• **Required work**
Copy out exactly the lines from the one containing "Convert this screenshot" to the last line of the records below, both included, and leave out any pictures.

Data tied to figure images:
_____
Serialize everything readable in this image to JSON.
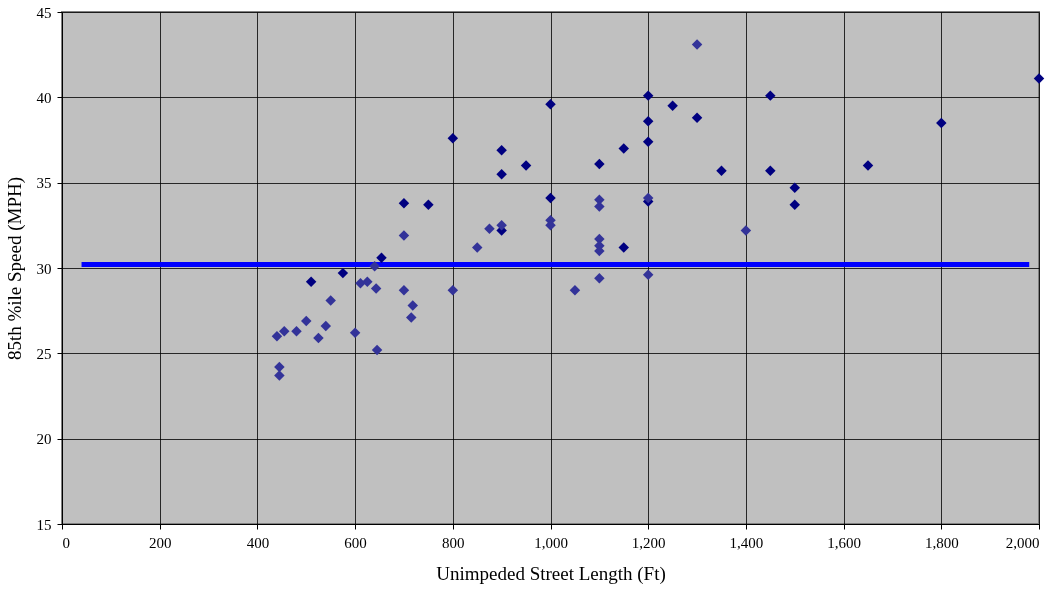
{
  "chart_data": {
    "type": "scatter",
    "xlabel": "Unimpeded  Street  Length  (Ft)",
    "ylabel": "85th  %ile  Speed  (MPH)",
    "xlim": [
      0,
      2000
    ],
    "xticks": [
      0,
      200,
      400,
      600,
      800,
      {
        "value": 1000,
        "label": "1,000"
      },
      {
        "value": 1200,
        "label": "1,200"
      },
      {
        "value": 1400,
        "label": "1,400"
      },
      {
        "value": 1600,
        "label": "1,600"
      },
      {
        "value": 1800,
        "label": "1,800"
      },
      {
        "value": 2000,
        "label": "2,000"
      }
    ],
    "ylim": [
      15,
      45
    ],
    "yticks": [
      15,
      20,
      25,
      30,
      35,
      40,
      45
    ],
    "grid": true,
    "marker": "diamond",
    "series": [
      {
        "type": "line",
        "color": "#0000ff",
        "marker": "none",
        "x": [
          40,
          1980
        ],
        "values": [
          30.2,
          30.2
        ]
      },
      {
        "type": "scatter",
        "color": "#000080",
        "x": [
          510,
          575,
          654,
          700,
          750,
          800,
          900,
          900,
          900,
          950,
          1000,
          1000,
          1100,
          1150,
          1150,
          1200,
          1200,
          1200,
          1200,
          1250,
          1300,
          1350,
          1450,
          1450,
          1500,
          1500,
          1650,
          1800,
          2000
        ],
        "values": [
          29.2,
          29.7,
          30.6,
          33.8,
          33.7,
          37.6,
          36.9,
          35.5,
          32.2,
          36.0,
          39.6,
          34.1,
          36.1,
          37.0,
          31.2,
          40.1,
          38.6,
          37.4,
          33.9,
          39.5,
          38.8,
          35.7,
          40.1,
          35.7,
          34.7,
          33.7,
          36.0,
          38.5,
          41.1
        ]
      },
      {
        "type": "scatter",
        "color": "#333399",
        "x": [
          440,
          445,
          445,
          455,
          480,
          500,
          525,
          540,
          550,
          600,
          611,
          625,
          640,
          643,
          645,
          700,
          700,
          715,
          718,
          800,
          850,
          875,
          900,
          1000,
          1000,
          1050,
          1100,
          1100,
          1100,
          1100,
          1100,
          1100,
          1200,
          1200,
          1300,
          1400
        ],
        "values": [
          26.0,
          24.2,
          23.7,
          26.3,
          26.3,
          26.9,
          25.9,
          26.6,
          28.1,
          26.2,
          29.1,
          29.2,
          30.1,
          28.8,
          25.2,
          31.9,
          28.7,
          27.1,
          27.8,
          28.7,
          31.2,
          32.3,
          32.5,
          32.8,
          32.5,
          28.7,
          34.0,
          33.6,
          31.7,
          31.3,
          31.0,
          29.4,
          34.1,
          29.6,
          43.1,
          32.2
        ]
      }
    ]
  }
}
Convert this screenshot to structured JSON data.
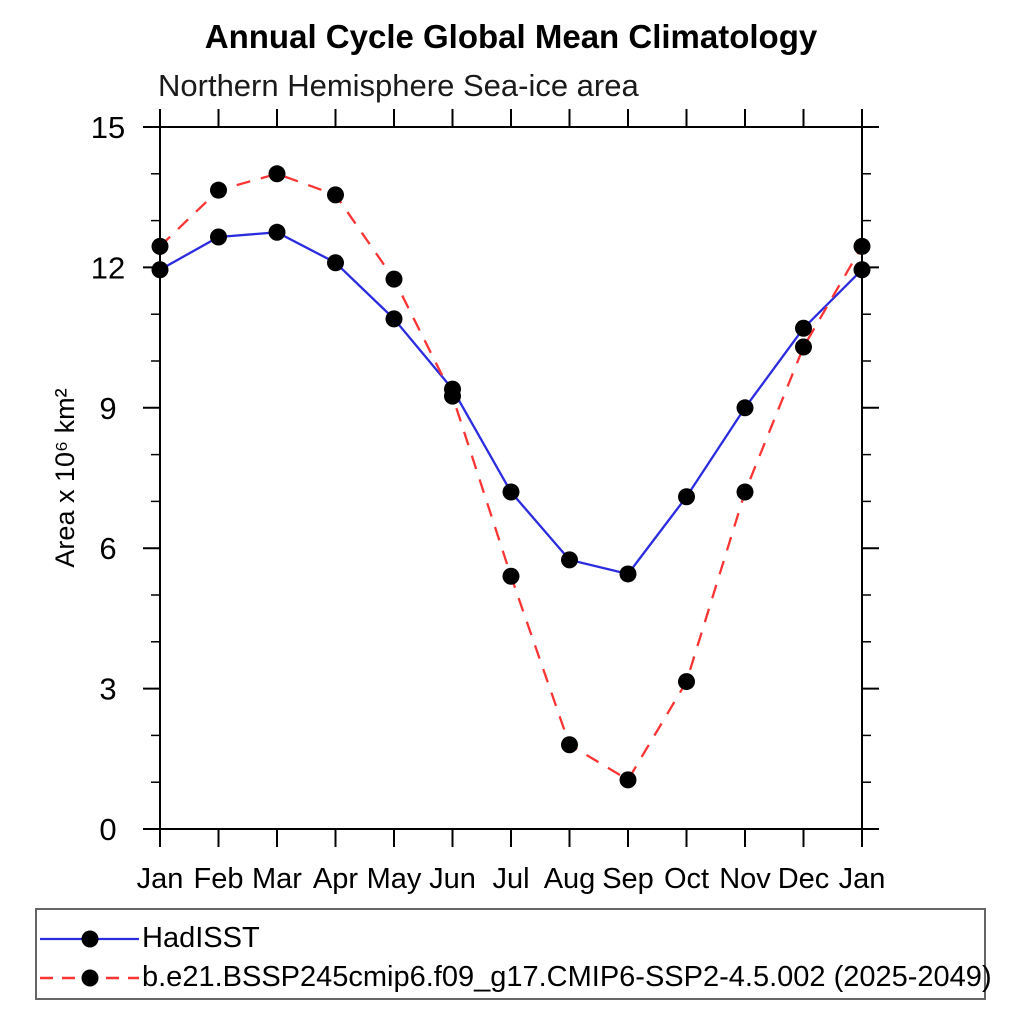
{
  "page": {
    "background": "#ffffff"
  },
  "header": {
    "title": "Annual Cycle Global Mean Climatology",
    "subtitle": "Northern Hemisphere Sea-ice area"
  },
  "chart_data": {
    "type": "line",
    "title": "Annual Cycle Global Mean Climatology",
    "subtitle": "Northern Hemisphere Sea-ice area",
    "xlabel": "",
    "ylabel": "Area x 10⁶ km²",
    "categories": [
      "Jan",
      "Feb",
      "Mar",
      "Apr",
      "May",
      "Jun",
      "Jul",
      "Aug",
      "Sep",
      "Oct",
      "Nov",
      "Dec",
      "Jan"
    ],
    "ylim": [
      0,
      15
    ],
    "ytick_major": [
      0,
      3,
      6,
      9,
      12,
      15
    ],
    "ytick_minor_step": 1,
    "grid": false,
    "legend_position": "bottom",
    "series": [
      {
        "name": "HadISST",
        "color": "#2b2be0",
        "line_style": "solid",
        "marker": "filled-circle",
        "marker_color": "#000000",
        "values": [
          11.95,
          12.65,
          12.75,
          12.1,
          10.9,
          9.4,
          7.2,
          5.75,
          5.45,
          7.1,
          9.0,
          10.7,
          11.95
        ]
      },
      {
        "name": "b.e21.BSSP245cmip6.f09_g17.CMIP6-SSP2-4.5.002 (2025-2049)",
        "color": "#fb3434",
        "line_style": "dashed",
        "marker": "filled-circle",
        "marker_color": "#000000",
        "values": [
          12.45,
          13.65,
          14.0,
          13.55,
          11.75,
          9.25,
          5.4,
          1.8,
          1.05,
          3.15,
          7.2,
          10.3,
          12.45
        ]
      }
    ]
  },
  "axes": {
    "axis_color": "#000000",
    "tick_label_color": "#000000"
  }
}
_____
• **Response below**
Convert this screenshot to structured JSON data.
{
  "page": {
    "background": "#ffffff"
  },
  "header": {
    "title": "Annual Cycle Global Mean Climatology",
    "subtitle": "Northern Hemisphere Sea-ice area"
  },
  "chart_data": {
    "type": "line",
    "title": "Annual Cycle Global Mean Climatology",
    "subtitle": "Northern Hemisphere Sea-ice area",
    "xlabel": "",
    "ylabel": "Area x 10⁶ km²",
    "categories": [
      "Jan",
      "Feb",
      "Mar",
      "Apr",
      "May",
      "Jun",
      "Jul",
      "Aug",
      "Sep",
      "Oct",
      "Nov",
      "Dec",
      "Jan"
    ],
    "ylim": [
      0,
      15
    ],
    "ytick_major": [
      0,
      3,
      6,
      9,
      12,
      15
    ],
    "ytick_minor_step": 1,
    "grid": false,
    "legend_position": "bottom",
    "series": [
      {
        "name": "HadISST",
        "color": "#2b2be0",
        "line_style": "solid",
        "marker": "filled-circle",
        "marker_color": "#000000",
        "values": [
          11.95,
          12.65,
          12.75,
          12.1,
          10.9,
          9.4,
          7.2,
          5.75,
          5.45,
          7.1,
          9.0,
          10.7,
          11.95
        ]
      },
      {
        "name": "b.e21.BSSP245cmip6.f09_g17.CMIP6-SSP2-4.5.002 (2025-2049)",
        "color": "#fb3434",
        "line_style": "dashed",
        "marker": "filled-circle",
        "marker_color": "#000000",
        "values": [
          12.45,
          13.65,
          14.0,
          13.55,
          11.75,
          9.25,
          5.4,
          1.8,
          1.05,
          3.15,
          7.2,
          10.3,
          12.45
        ]
      }
    ]
  },
  "axes": {
    "axis_color": "#000000",
    "tick_label_color": "#000000"
  }
}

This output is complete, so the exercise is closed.